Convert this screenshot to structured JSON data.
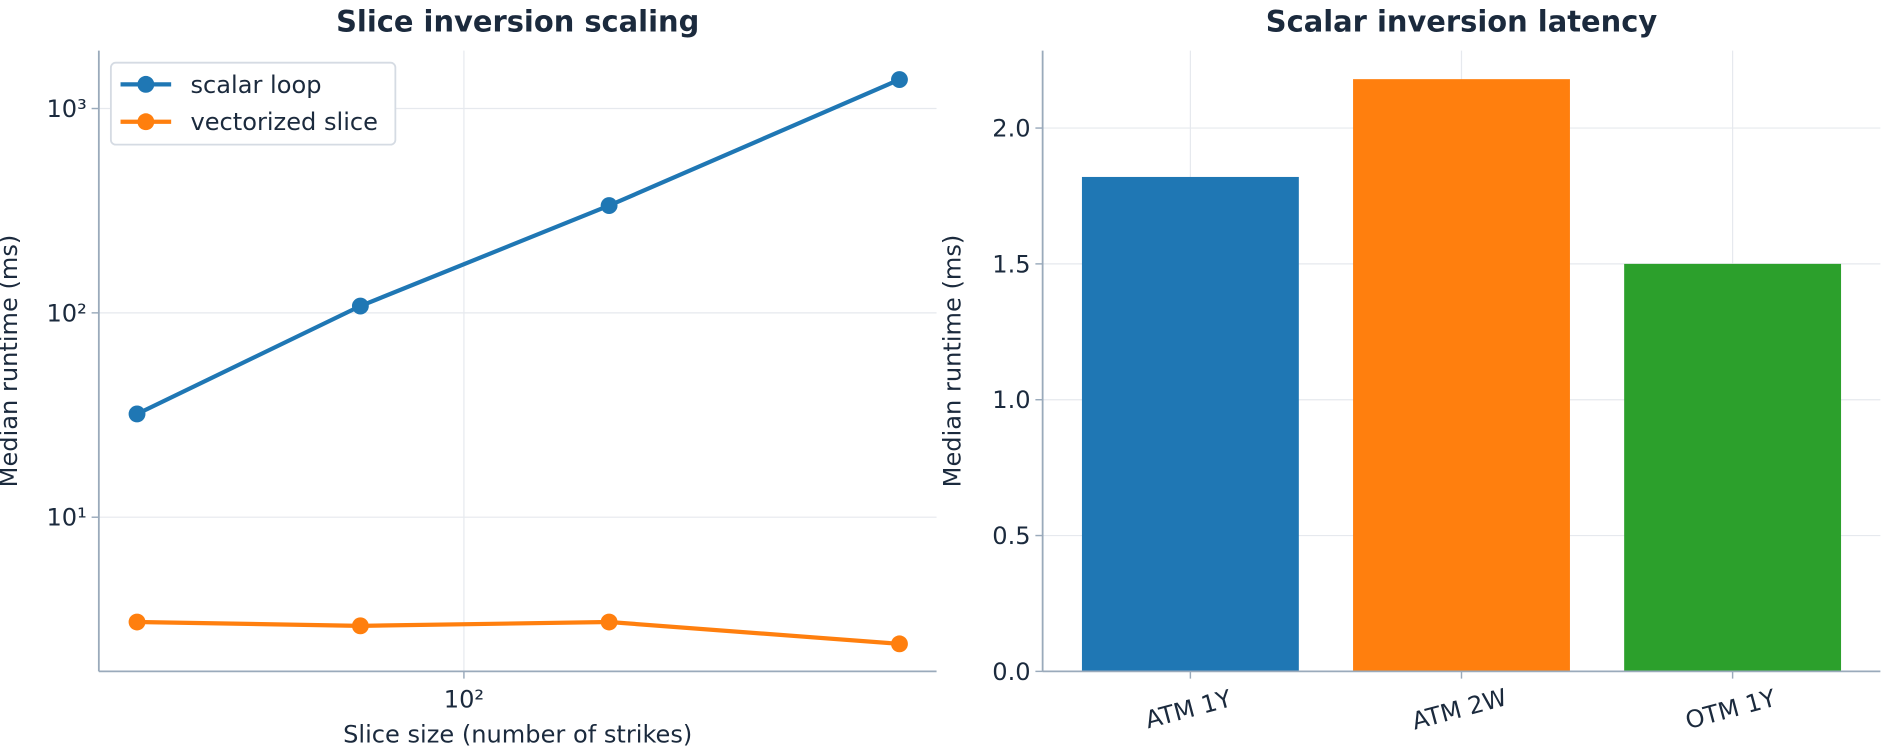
{
  "chart_data": [
    {
      "type": "line",
      "title": "Slice inversion scaling",
      "xlabel": "Slice size (number of strikes)",
      "ylabel": "Median runtime (ms)",
      "x": [
        21,
        61,
        200,
        800
      ],
      "xscale": "log",
      "yscale": "log",
      "xlim": [
        17.5,
        955
      ],
      "ylim": [
        1.76,
        1920
      ],
      "xticks": [
        {
          "value": 100,
          "label": "10²"
        }
      ],
      "yticks": [
        {
          "value": 10,
          "label": "10¹"
        },
        {
          "value": 100,
          "label": "10²"
        },
        {
          "value": 1000,
          "label": "10³"
        }
      ],
      "grid": true,
      "legend": "upper left",
      "series": [
        {
          "name": "scalar loop",
          "color": "#1f77b4",
          "values": [
            32,
            108,
            335,
            1386
          ]
        },
        {
          "name": "vectorized slice",
          "color": "#ff7f0e",
          "values": [
            3.07,
            2.94,
            3.07,
            2.4
          ]
        }
      ]
    },
    {
      "type": "bar",
      "title": "Scalar inversion latency",
      "ylabel": "Median runtime (ms)",
      "categories": [
        "ATM 1Y",
        "ATM 2W",
        "OTM 1Y"
      ],
      "values": [
        1.82,
        2.18,
        1.5
      ],
      "colors": [
        "#1f77b4",
        "#ff7f0e",
        "#2ca02c"
      ],
      "ylim": [
        0,
        2.285
      ],
      "yticks": [
        {
          "value": 0,
          "label": "0.0"
        },
        {
          "value": 0.5,
          "label": "0.5"
        },
        {
          "value": 1,
          "label": "1.0"
        },
        {
          "value": 1.5,
          "label": "1.5"
        },
        {
          "value": 2,
          "label": "2.0"
        }
      ],
      "grid": true
    }
  ]
}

(What to work on) Give all the lines above again, character for character, without pictures.

(Exercise response)
Convert this screenshot to structured JSON data.
{
  "chart_data": [
    {
      "type": "line",
      "title": "Slice inversion scaling",
      "xlabel": "Slice size (number of strikes)",
      "ylabel": "Median runtime (ms)",
      "x": [
        21,
        61,
        200,
        800
      ],
      "xscale": "log",
      "yscale": "log",
      "xlim": [
        17.5,
        955
      ],
      "ylim": [
        1.76,
        1920
      ],
      "xticks": [
        {
          "value": 100,
          "label": "10²"
        }
      ],
      "yticks": [
        {
          "value": 10,
          "label": "10¹"
        },
        {
          "value": 100,
          "label": "10²"
        },
        {
          "value": 1000,
          "label": "10³"
        }
      ],
      "grid": true,
      "legend": "upper left",
      "series": [
        {
          "name": "scalar loop",
          "color": "#1f77b4",
          "values": [
            32,
            108,
            335,
            1386
          ]
        },
        {
          "name": "vectorized slice",
          "color": "#ff7f0e",
          "values": [
            3.07,
            2.94,
            3.07,
            2.4
          ]
        }
      ]
    },
    {
      "type": "bar",
      "title": "Scalar inversion latency",
      "ylabel": "Median runtime (ms)",
      "categories": [
        "ATM 1Y",
        "ATM 2W",
        "OTM 1Y"
      ],
      "values": [
        1.82,
        2.18,
        1.5
      ],
      "colors": [
        "#1f77b4",
        "#ff7f0e",
        "#2ca02c"
      ],
      "ylim": [
        0,
        2.285
      ],
      "yticks": [
        {
          "value": 0,
          "label": "0.0"
        },
        {
          "value": 0.5,
          "label": "0.5"
        },
        {
          "value": 1,
          "label": "1.0"
        },
        {
          "value": 1.5,
          "label": "1.5"
        },
        {
          "value": 2,
          "label": "2.0"
        }
      ],
      "grid": true
    }
  ]
}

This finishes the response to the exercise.